_THE PROBLEM_.
Copy each of the rows below word for word, keeping every character and box value unchanged.
________________________
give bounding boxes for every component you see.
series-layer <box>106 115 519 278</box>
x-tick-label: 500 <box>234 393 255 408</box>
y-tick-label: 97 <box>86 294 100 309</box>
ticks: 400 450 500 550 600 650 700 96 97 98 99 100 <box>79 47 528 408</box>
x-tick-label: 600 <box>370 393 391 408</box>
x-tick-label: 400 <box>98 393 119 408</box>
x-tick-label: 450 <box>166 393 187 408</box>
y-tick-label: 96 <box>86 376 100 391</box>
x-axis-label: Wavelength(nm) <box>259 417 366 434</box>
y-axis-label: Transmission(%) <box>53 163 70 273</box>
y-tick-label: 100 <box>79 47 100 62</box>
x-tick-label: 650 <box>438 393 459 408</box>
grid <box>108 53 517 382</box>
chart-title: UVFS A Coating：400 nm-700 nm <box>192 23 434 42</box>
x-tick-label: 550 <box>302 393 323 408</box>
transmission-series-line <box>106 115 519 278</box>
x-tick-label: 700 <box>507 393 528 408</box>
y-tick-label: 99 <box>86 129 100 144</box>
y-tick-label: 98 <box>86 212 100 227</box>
________________________
_ANSWER TO THE PROBLEM_.
give bounding boxes for every component you see.
series-layer <box>106 115 519 278</box>
x-tick-label: 500 <box>234 393 255 408</box>
y-tick-label: 97 <box>86 294 100 309</box>
ticks: 400 450 500 550 600 650 700 96 97 98 99 100 <box>79 47 528 408</box>
x-tick-label: 600 <box>370 393 391 408</box>
x-tick-label: 400 <box>98 393 119 408</box>
x-tick-label: 450 <box>166 393 187 408</box>
y-tick-label: 96 <box>86 376 100 391</box>
x-axis-label: Wavelength(nm) <box>259 417 366 434</box>
y-axis-label: Transmission(%) <box>53 163 70 273</box>
y-tick-label: 100 <box>79 47 100 62</box>
x-tick-label: 650 <box>438 393 459 408</box>
grid <box>108 53 517 382</box>
chart-title: UVFS A Coating：400 nm-700 nm <box>192 23 434 42</box>
x-tick-label: 550 <box>302 393 323 408</box>
transmission-series-line <box>106 115 519 278</box>
x-tick-label: 700 <box>507 393 528 408</box>
y-tick-label: 99 <box>86 129 100 144</box>
y-tick-label: 98 <box>86 212 100 227</box>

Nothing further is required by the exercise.